GIVEN EXERCISE:
Of all the lines in the material, how many include the word "connector"? Give only the number.

— start —

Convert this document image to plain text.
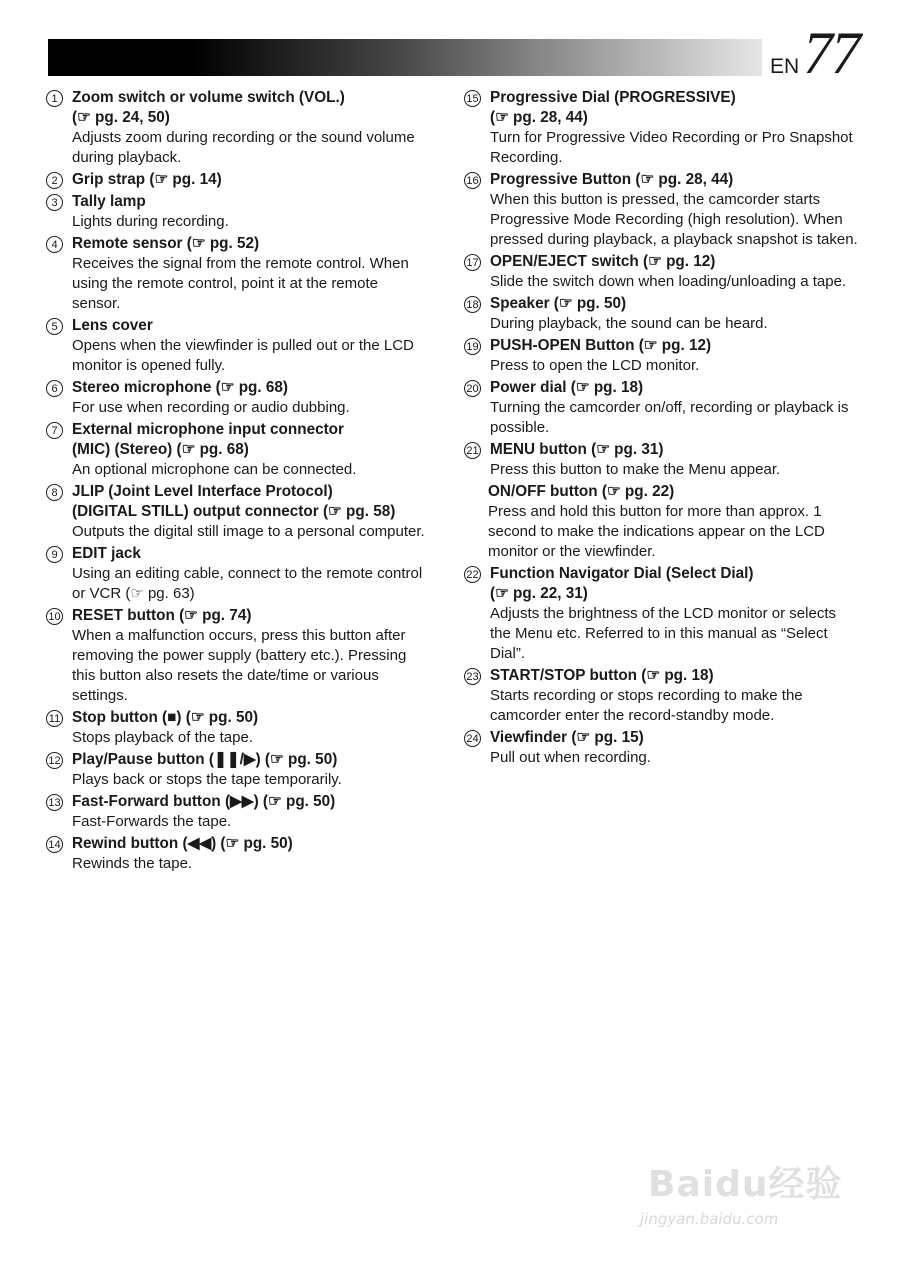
EN 77
1 Zoom switch or volume switch (VOL.)
(☞ pg. 24, 50)
Adjusts zoom during recording or the sound volume during playback.
2 Grip strap (☞ pg. 14)
3 Tally lamp
Lights during recording.
4 Remote sensor (☞ pg. 52)
Receives the signal from the remote control. When using the remote control, point it at the remote sensor.
5 Lens cover
Opens when the viewfinder is pulled out or the LCD monitor is opened fully.
6 Stereo microphone (☞ pg. 68)
For use when recording or audio dubbing.
7 External microphone input connector
(MIC) (Stereo) (☞ pg. 68)
An optional microphone can be connected.
8 JLIP (Joint Level Interface Protocol)
(DIGITAL STILL) output connector (☞ pg. 58)
Outputs the digital still image to a personal computer.
9 EDIT jack
Using an editing cable, connect to the remote control or VCR (☞ pg. 63)
10 RESET button (☞ pg. 74)
When a malfunction occurs, press this button after removing the power supply (battery etc.). Pressing this button also resets the date/time or various settings.
11 Stop button (■) (☞ pg. 50)
Stops playback of the tape.
12 Play/Pause button (❚❚/▶) (☞ pg. 50)
Plays back or stops the tape temporarily.
13 Fast-Forward button (▶▶) (☞ pg. 50)
Fast-Forwards the tape.
14 Rewind button (◀◀) (☞ pg. 50)
Rewinds the tape.
15 Progressive Dial (PROGRESSIVE)
(☞ pg. 28, 44)
Turn for Progressive Video Recording or Pro Snapshot Recording.
16 Progressive Button (☞ pg. 28, 44)
When this button is pressed, the camcorder starts Progressive Mode Recording (high resolution). When pressed during playback, a playback snapshot is taken.
17 OPEN/EJECT switch (☞ pg. 12)
Slide the switch down when loading/unloading a tape.
18 Speaker (☞ pg. 50)
During playback, the sound can be heard.
19 PUSH-OPEN Button (☞ pg. 12)
Press to open the LCD monitor.
20 Power dial (☞ pg. 18)
Turning the camcorder on/off, recording or playback is possible.
21 MENU button (☞ pg. 31)
Press this button to make the Menu appear.
ON/OFF button (☞ pg. 22)
Press and hold this button for more than approx. 1 second to make the indications appear on the LCD monitor or the viewfinder.
22 Function Navigator Dial (Select Dial)
(☞ pg. 22, 31)
Adjusts the brightness of the LCD monitor or selects the Menu etc. Referred to in this manual as “Select Dial”.
23 START/STOP button (☞ pg. 18)
Starts recording or stops recording to make the camcorder enter the record-standby mode.
24 Viewfinder (☞ pg. 15)
Pull out when recording.
Baidu经验
jingyan.baidu.com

— end —

REPLY TO THE TASK:
2